● **Ausgewählter Auszug**:
----------

Die Preise von Cannes 2017

 

Romana Reich

 

Berlin (Weltexpresso) – Von Berlin aus hat man früher doch immer eher neidisch auf Cannes geblickt, auf die dortigen Filmfestspiele im Mai, wo es schon Sommer ist, während die Berlinale meist im Schmuddelwetter des Februars über den Roten Teppich eilen läßt oder bei bitterer Kälte im ausgeschnittenen Abendkleid.


Aber in der Hauptsache geht es ja um Filme und glaubt man der deutschen Filmkritik, so gab es dieses Jahr in Cannes Pech, Pleiten, Pannen. Was einen dann doch wundert, das ist, daß auf einmal ein Film das Rennen um die Goldene Palme machte, den keiner hierzulande auf dem Schirm hatte, über den die großen Herren und Damen Kritiker gar nicht gesprochen hatten. Aber, so erklärte dann Max Moor, Moderator in TTT der ARD in der Sonntagnacht, der Film THE SQUARE sei Spitze und die Preisverleihung absolut angemessen. Also hat zumindest einer ihn gesehen. Von uns kommt mehr, wenn dieser Film in die deutschen Kinos kommt, was nach der Preisverleihung doch sehr wahrscheinlich ist.

----------

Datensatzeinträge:
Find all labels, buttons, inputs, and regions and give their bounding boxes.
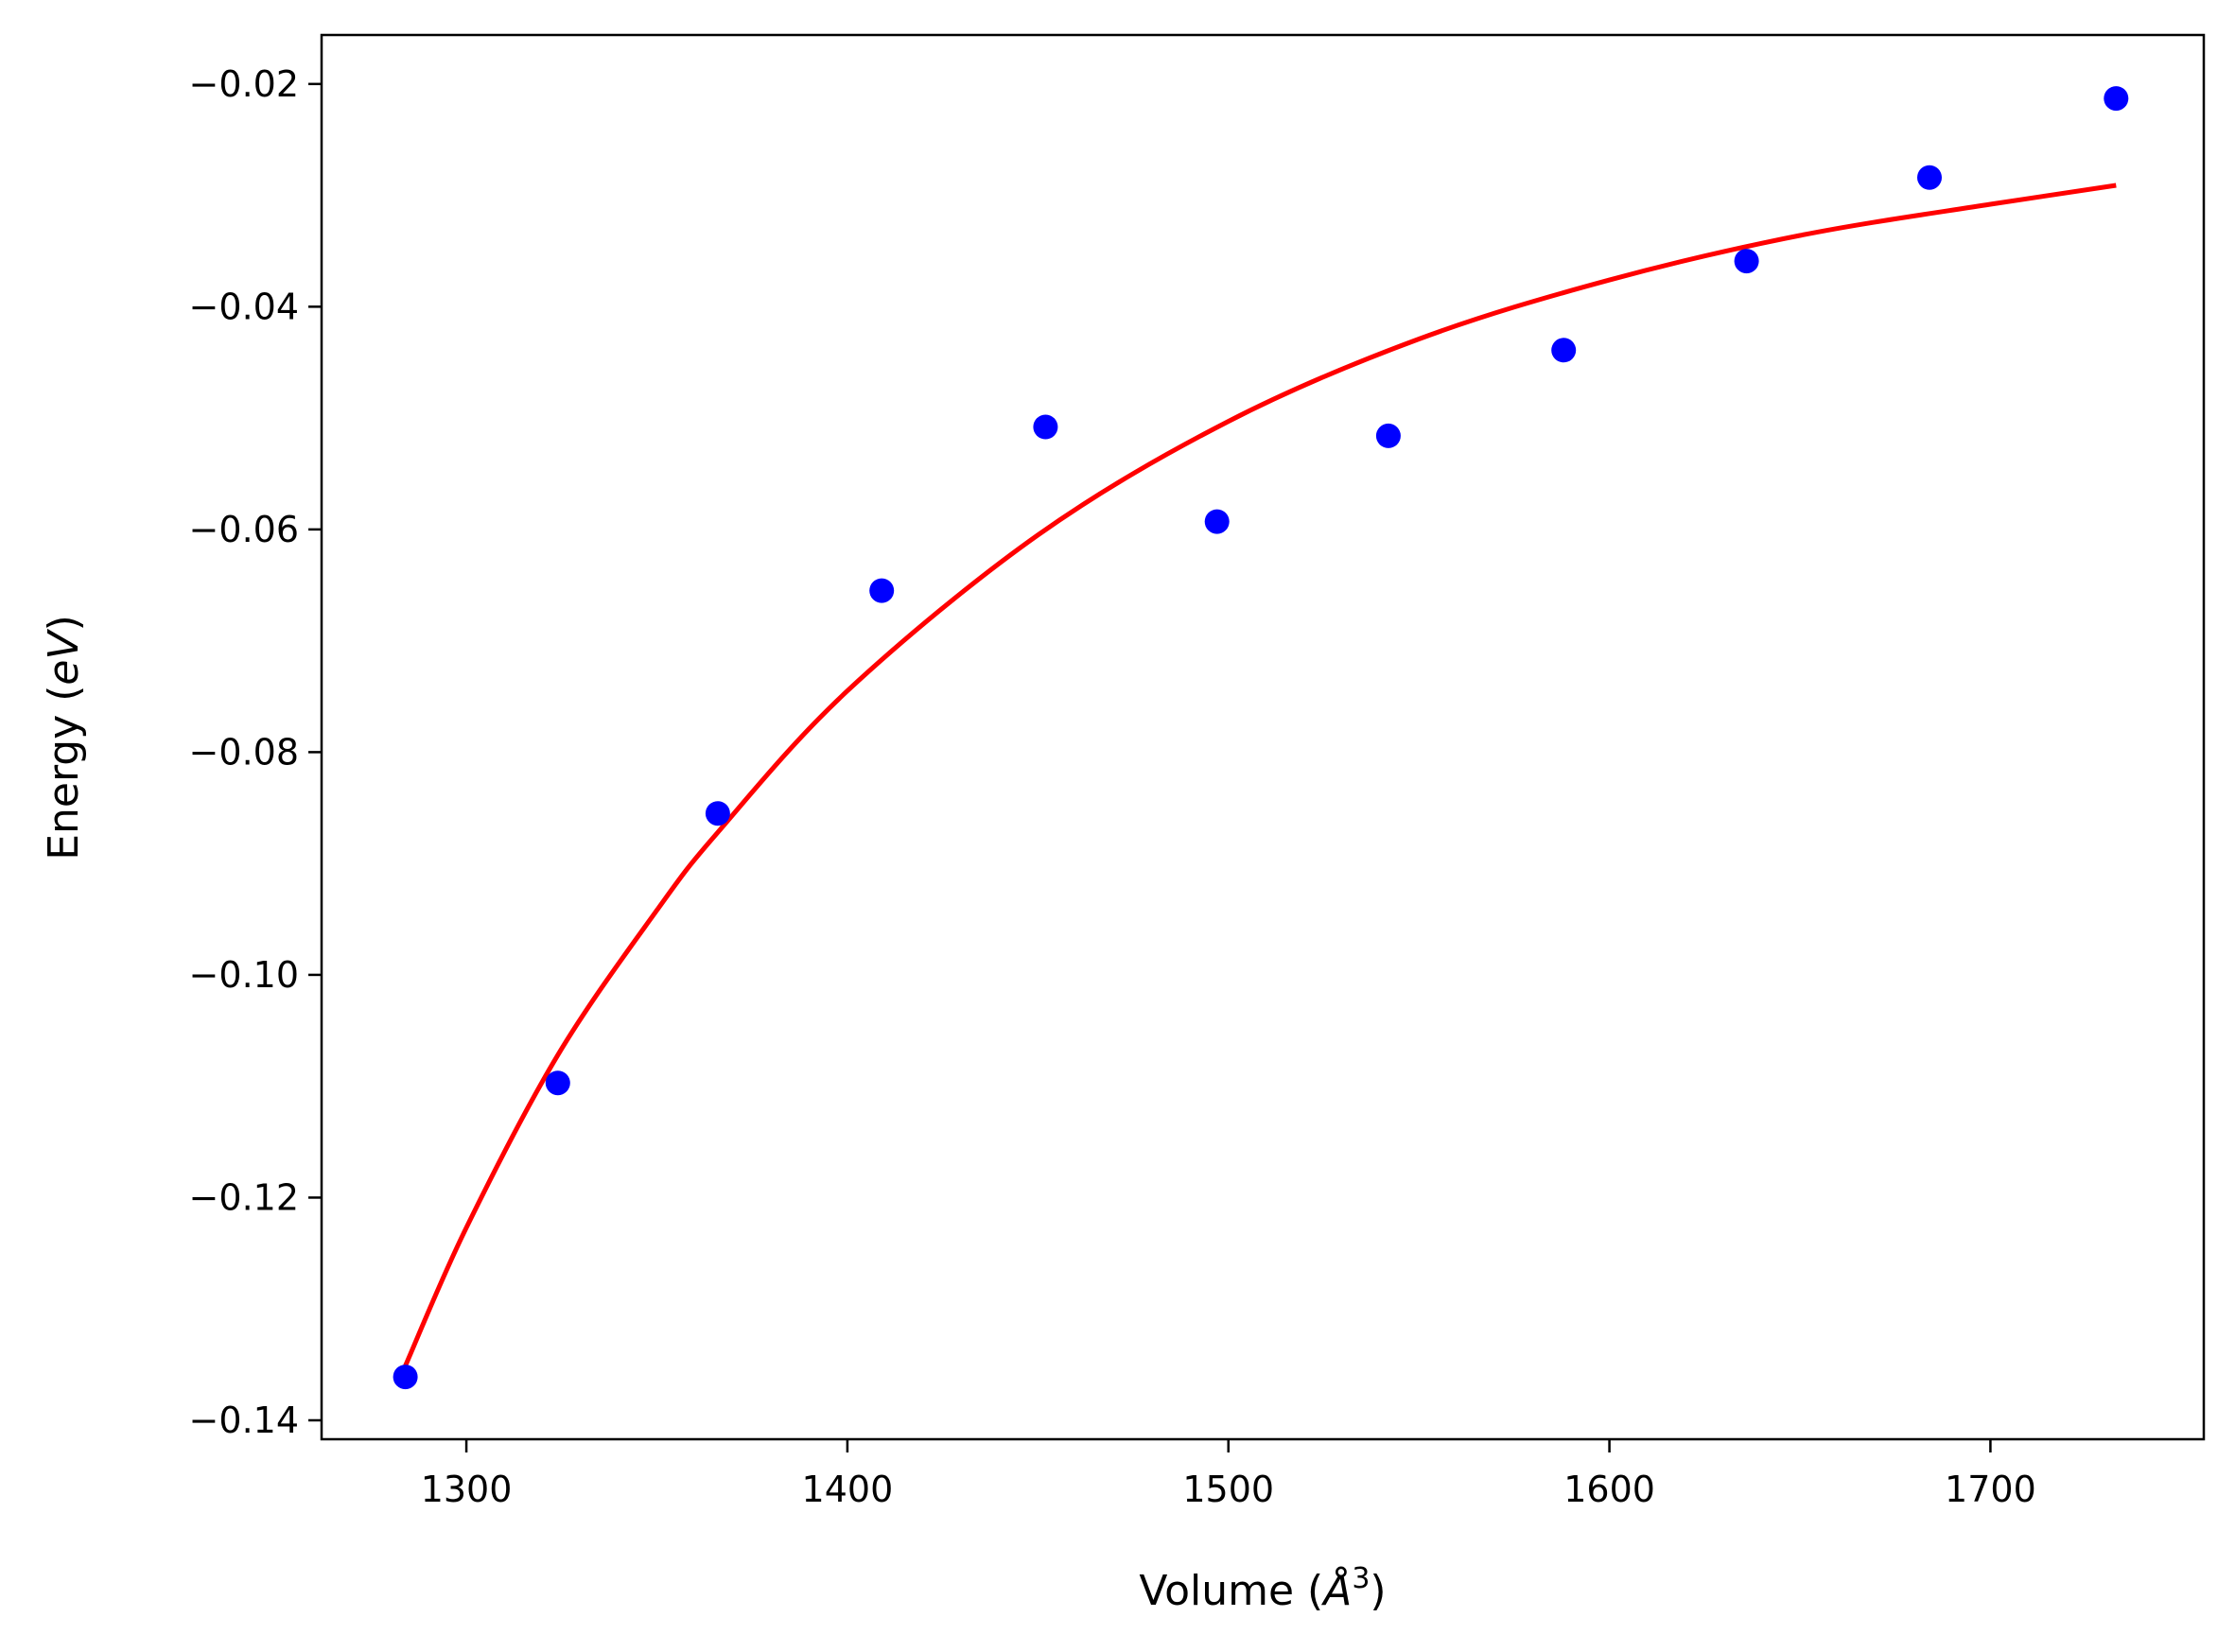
- y-tick-label: −0.08: [189, 731, 299, 773]
- data-point: [1033, 414, 1058, 440]
- x-axis-label-prefix: Volume (: [1139, 1567, 1323, 1615]
- y-axis-ticks: −0.14 −0.12 −0.10 −0.08 −0.06 −0.04 −0.02: [189, 63, 322, 1441]
- data-point: [1375, 423, 1401, 448]
- y-axis-label-suffix: ): [40, 615, 88, 631]
- data-point: [1734, 249, 1759, 274]
- y-tick-label: −0.04: [189, 286, 299, 327]
- x-tick-label: 1500: [1182, 1469, 1274, 1510]
- x-axis-label-symbol: Å: [1320, 1565, 1352, 1615]
- y-axis-label: Energy (eV): [40, 615, 88, 861]
- x-tick-label: 1700: [1945, 1469, 2036, 1510]
- y-tick-label: −0.12: [189, 1176, 299, 1218]
- data-point: [545, 1070, 570, 1096]
- x-tick-label: 1300: [421, 1469, 513, 1510]
- y-axis-label-italic: eV: [40, 629, 88, 686]
- fit-curve-layer: [403, 183, 2117, 1367]
- x-axis-ticks: 1300 1400 1500 1600 1700: [421, 1439, 2036, 1510]
- x-axis-label-suffix: ): [1370, 1567, 1386, 1615]
- x-tick-label: 1400: [802, 1469, 894, 1510]
- data-point: [393, 1365, 418, 1390]
- x-axis-label-superscript: 3: [1352, 1562, 1370, 1595]
- y-tick-label: −0.06: [189, 509, 299, 550]
- plot-frame: [320, 33, 2206, 1441]
- y-axis-label-prefix: Energy (: [40, 686, 88, 861]
- y-tick-label: −0.02: [189, 63, 299, 105]
- data-point: [869, 578, 895, 603]
- data-point: [1917, 165, 1942, 190]
- y-tick-label: −0.10: [189, 954, 299, 996]
- data-points-layer: [393, 86, 2129, 1390]
- y-tick-label: −0.14: [189, 1400, 299, 1441]
- data-point: [2104, 86, 2129, 112]
- data-point: [705, 801, 730, 826]
- fit-curve: [403, 183, 2117, 1367]
- x-axis-label: Volume (Å3): [1139, 1562, 1386, 1615]
- data-point: [1551, 338, 1577, 363]
- data-point: [1204, 509, 1230, 534]
- x-tick-label: 1600: [1563, 1469, 1655, 1510]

----------

● **Übungsaufgaben**:
[a] Gib bitte aus den Datensätzen den Abschnitt wortgetreu wieder, der mit der Zeile mit „- y-tick-label: −0.08: [189, 731, 299, 773]“ beginnt und mit der Zeile mit „- y-axis-label-prefix: Energy“ endet, beide Zeilen eingeschlossen.
[b] Schreibe den Text über die Preise von Cannes 2017 im Anschluss an seinen letzten Satz weiter.

● **Die Antworten**:
[a]
- y-tick-label: −0.08: [189, 731, 299, 773]
- data-point: [1033, 414, 1058, 440]
- x-axis-label-prefix: Volume (: [1139, 1567, 1323, 1615]
- y-axis-ticks: −0.14 −0.12 −0.10 −0.08 −0.06 −0.04 −0.02: [189, 63, 322, 1441]
- data-point: [1375, 423, 1401, 448]
- y-axis-label-suffix: ): [40, 615, 88, 631]
- data-point: [1734, 249, 1759, 274]
- y-tick-label: −0.04: [189, 286, 299, 327]
- x-tick-label: 1500: [1182, 1469, 1274, 1510]
- x-axis-label-symbol: Å: [1320, 1565, 1352, 1615]
- y-axis-label: Energy (eV): [40, 615, 88, 861]
- x-tick-label: 1700: [1945, 1469, 2036, 1510]
- y-tick-label: −0.12: [189, 1176, 299, 1218]
- data-point: [545, 1070, 570, 1096]
- x-tick-label: 1300: [421, 1469, 513, 1510]
- y-axis-label-italic: eV: [40, 629, 88, 686]
- fit-curve-layer: [403, 183, 2117, 1367]
- x-axis-ticks: 1300 1400 1500 1600 1700: [421, 1439, 2036, 1510]
- x-axis-label-suffix: ): [1370, 1567, 1386, 1615]
- x-tick-label: 1400: [802, 1469, 894, 1510]
- data-point: [393, 1365, 418, 1390]
- x-axis-label-superscript: 3: [1352, 1562, 1370, 1595]
- y-tick-label: −0.06: [189, 509, 299, 550]
- plot-frame: [320, 33, 2206, 1441]
- y-axis-label-prefix: Energy (: [40, 686, 88, 861]

[b]
 

AUS DEM NICHTS kommt Fatih Akin wirklich nicht. So heißt nur sein neuester Film, der in Cannes Furore machte, aber eben den Preis nicht bekam, dafür aber Diane Kruger den Preis als beste Schauspielerin bescherte, für ihre Darstellung einer Witwe eines Mordopfers der NSU (Nationalsozialistischer Untergrund), schlimmer, dieser rechtsradikale Mob hat nicht nur ihren Mann, auch ihr Kind umgebracht. Und die Witwe weiß, was sie daraufhin zu tun hat.

 

Warum man sich über den Preis freut, hat viele Gründe. Auch, weil er verdient ist. Aber eben auch, weil Diane Kruger in Deutschland nicht ein so bekanntes Gesicht  – ein schönes dazu – und kein so bekannter Name ist , wie es sein müßte. Wer außerhalb deutscher Lande sein Glück versucht, der hat es hierzulande schwerer als andere. Das ist immer noch der Marlene-Dietrich-Effekt, der ja einst auch Romy Schneider traf, als sie nach Frankreich und zu Alain Delon ging. Erst später, als sie weltbekannt war, verziehen ihr die Deutschen, daß sie in der Fremde berühmt wurden.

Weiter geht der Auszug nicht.